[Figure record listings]
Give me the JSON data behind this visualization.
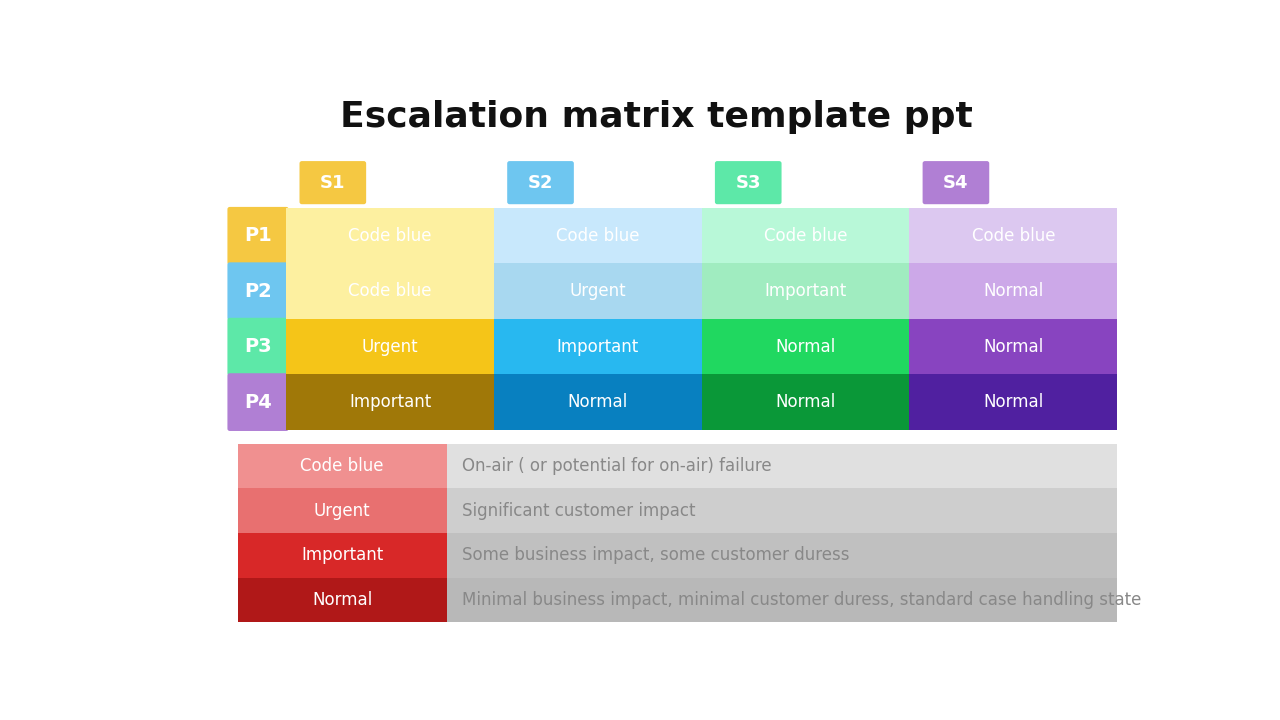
{
  "title": "Escalation matrix template ppt",
  "title_fontsize": 26,
  "title_fontweight": "bold",
  "background_color": "#ffffff",
  "scenarios": [
    "S1",
    "S2",
    "S3",
    "S4"
  ],
  "priorities": [
    "P1",
    "P2",
    "P3",
    "P4"
  ],
  "scenario_colors": [
    "#f5c842",
    "#6ec6f0",
    "#5de8a8",
    "#b07fd4"
  ],
  "priority_colors": [
    "#f5c842",
    "#6ec6f0",
    "#5de8a8",
    "#b07fd4"
  ],
  "matrix": [
    [
      "Code blue",
      "Code blue",
      "Code blue",
      "Code blue"
    ],
    [
      "Code blue",
      "Urgent",
      "Important",
      "Normal"
    ],
    [
      "Urgent",
      "Important",
      "Normal",
      "Normal"
    ],
    [
      "Important",
      "Normal",
      "Normal",
      "Normal"
    ]
  ],
  "cell_colors": [
    [
      "#fdf0a0",
      "#c8e8fc",
      "#b8f8d8",
      "#dcc8f0"
    ],
    [
      "#fdf0a0",
      "#a8d8f0",
      "#a0ecc0",
      "#cca8e8"
    ],
    [
      "#f5c518",
      "#28b8f0",
      "#20d860",
      "#8844c0"
    ],
    [
      "#a07808",
      "#0880c0",
      "#0a9838",
      "#5020a0"
    ]
  ],
  "legend_items": [
    {
      "label": "Code blue",
      "color": "#f09090",
      "description": "On-air ( or potential for on-air) failure"
    },
    {
      "label": "Urgent",
      "color": "#e87070",
      "description": "Significant customer impact"
    },
    {
      "label": "Important",
      "color": "#d82828",
      "description": "Some business impact, some customer duress"
    },
    {
      "label": "Normal",
      "color": "#b01818",
      "description": "Minimal business impact, minimal customer duress, standard case handling state"
    }
  ],
  "legend_row_bgs": [
    "#e0e0e0",
    "#cecece",
    "#c0c0c0",
    "#b8b8b8"
  ]
}
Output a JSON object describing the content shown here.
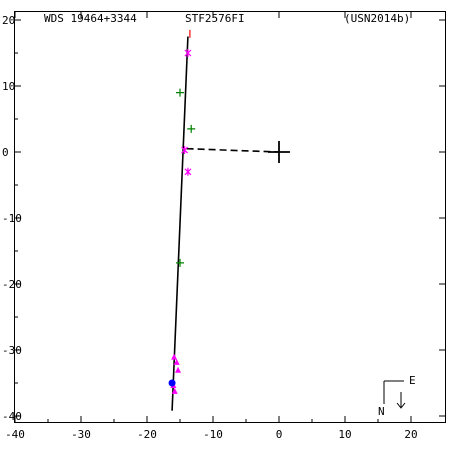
{
  "header": {
    "wds_id": "WDS 19464+3344",
    "discoverer": "STF2576FI",
    "reference": "(USN2014b)"
  },
  "compass": {
    "north": "N",
    "east": "E"
  },
  "colors": {
    "axis": "#000000",
    "orbit": "#000000",
    "star_marker": "#ff00ff",
    "plus_marker": "#008000",
    "triangle_marker": "#ff00ff",
    "dot_marker": "#0000ff",
    "primary": "#000000",
    "tick_red": "#ff0000"
  },
  "chart_data": {
    "type": "scatter",
    "xlim": [
      -40,
      25
    ],
    "ylim": [
      -40,
      22
    ],
    "x_ticks": [
      -40,
      -30,
      -20,
      -10,
      0,
      10,
      20
    ],
    "y_ticks": [
      20,
      10,
      0,
      -10,
      -20,
      -30,
      -40
    ],
    "orbit_line": [
      [
        -13.8,
        17.5
      ],
      [
        -16.2,
        -39.2
      ]
    ],
    "dashed_line": [
      [
        -14.0,
        0.5
      ],
      [
        0,
        0
      ]
    ],
    "primary_star": [
      0,
      0
    ],
    "star_points": [
      [
        -13.8,
        15.0
      ],
      [
        -14.3,
        0.3
      ],
      [
        -13.8,
        -3.0
      ]
    ],
    "plus_points": [
      [
        -15.0,
        9.0
      ],
      [
        -13.3,
        3.5
      ],
      [
        -15.0,
        -16.8
      ]
    ],
    "triangle_points": [
      [
        -15.9,
        -31.0
      ],
      [
        -15.5,
        -31.8
      ],
      [
        -15.3,
        -33.0
      ],
      [
        -16.0,
        -35.3
      ],
      [
        -15.8,
        -36.2
      ]
    ],
    "dot_points": [
      [
        -16.2,
        -35.0
      ]
    ],
    "red_tick": [
      [
        -13.5,
        17.3
      ],
      [
        -13.5,
        18.5
      ]
    ],
    "grid": false
  }
}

Task description:
Without including the pictures, reproduce all entries exactly.

Answer to this task:
Give me the JSON data behind this visualization.
{
  "title": "Escalation matrix template ppt",
  "title_fontsize": 26,
  "title_fontweight": "bold",
  "background_color": "#ffffff",
  "scenarios": [
    "S1",
    "S2",
    "S3",
    "S4"
  ],
  "priorities": [
    "P1",
    "P2",
    "P3",
    "P4"
  ],
  "scenario_colors": [
    "#f5c842",
    "#6ec6f0",
    "#5de8a8",
    "#b07fd4"
  ],
  "priority_colors": [
    "#f5c842",
    "#6ec6f0",
    "#5de8a8",
    "#b07fd4"
  ],
  "matrix": [
    [
      "Code blue",
      "Code blue",
      "Code blue",
      "Code blue"
    ],
    [
      "Code blue",
      "Urgent",
      "Important",
      "Normal"
    ],
    [
      "Urgent",
      "Important",
      "Normal",
      "Normal"
    ],
    [
      "Important",
      "Normal",
      "Normal",
      "Normal"
    ]
  ],
  "cell_colors": [
    [
      "#fdf0a0",
      "#c8e8fc",
      "#b8f8d8",
      "#dcc8f0"
    ],
    [
      "#fdf0a0",
      "#a8d8f0",
      "#a0ecc0",
      "#cca8e8"
    ],
    [
      "#f5c518",
      "#28b8f0",
      "#20d860",
      "#8844c0"
    ],
    [
      "#a07808",
      "#0880c0",
      "#0a9838",
      "#5020a0"
    ]
  ],
  "legend_items": [
    {
      "label": "Code blue",
      "color": "#f09090",
      "description": "On-air ( or potential for on-air) failure"
    },
    {
      "label": "Urgent",
      "color": "#e87070",
      "description": "Significant customer impact"
    },
    {
      "label": "Important",
      "color": "#d82828",
      "description": "Some business impact, some customer duress"
    },
    {
      "label": "Normal",
      "color": "#b01818",
      "description": "Minimal business impact, minimal customer duress, standard case handling state"
    }
  ],
  "legend_row_bgs": [
    "#e0e0e0",
    "#cecece",
    "#c0c0c0",
    "#b8b8b8"
  ]
}
Output a JSON object describing the content shown here.
{
  "header": {
    "wds_id": "WDS 19464+3344",
    "discoverer": "STF2576FI",
    "reference": "(USN2014b)"
  },
  "compass": {
    "north": "N",
    "east": "E"
  },
  "colors": {
    "axis": "#000000",
    "orbit": "#000000",
    "star_marker": "#ff00ff",
    "plus_marker": "#008000",
    "triangle_marker": "#ff00ff",
    "dot_marker": "#0000ff",
    "primary": "#000000",
    "tick_red": "#ff0000"
  },
  "chart_data": {
    "type": "scatter",
    "xlim": [
      -40,
      25
    ],
    "ylim": [
      -40,
      22
    ],
    "x_ticks": [
      -40,
      -30,
      -20,
      -10,
      0,
      10,
      20
    ],
    "y_ticks": [
      20,
      10,
      0,
      -10,
      -20,
      -30,
      -40
    ],
    "orbit_line": [
      [
        -13.8,
        17.5
      ],
      [
        -16.2,
        -39.2
      ]
    ],
    "dashed_line": [
      [
        -14.0,
        0.5
      ],
      [
        0,
        0
      ]
    ],
    "primary_star": [
      0,
      0
    ],
    "star_points": [
      [
        -13.8,
        15.0
      ],
      [
        -14.3,
        0.3
      ],
      [
        -13.8,
        -3.0
      ]
    ],
    "plus_points": [
      [
        -15.0,
        9.0
      ],
      [
        -13.3,
        3.5
      ],
      [
        -15.0,
        -16.8
      ]
    ],
    "triangle_points": [
      [
        -15.9,
        -31.0
      ],
      [
        -15.5,
        -31.8
      ],
      [
        -15.3,
        -33.0
      ],
      [
        -16.0,
        -35.3
      ],
      [
        -15.8,
        -36.2
      ]
    ],
    "dot_points": [
      [
        -16.2,
        -35.0
      ]
    ],
    "red_tick": [
      [
        -13.5,
        17.3
      ],
      [
        -13.5,
        18.5
      ]
    ],
    "grid": false
  }
}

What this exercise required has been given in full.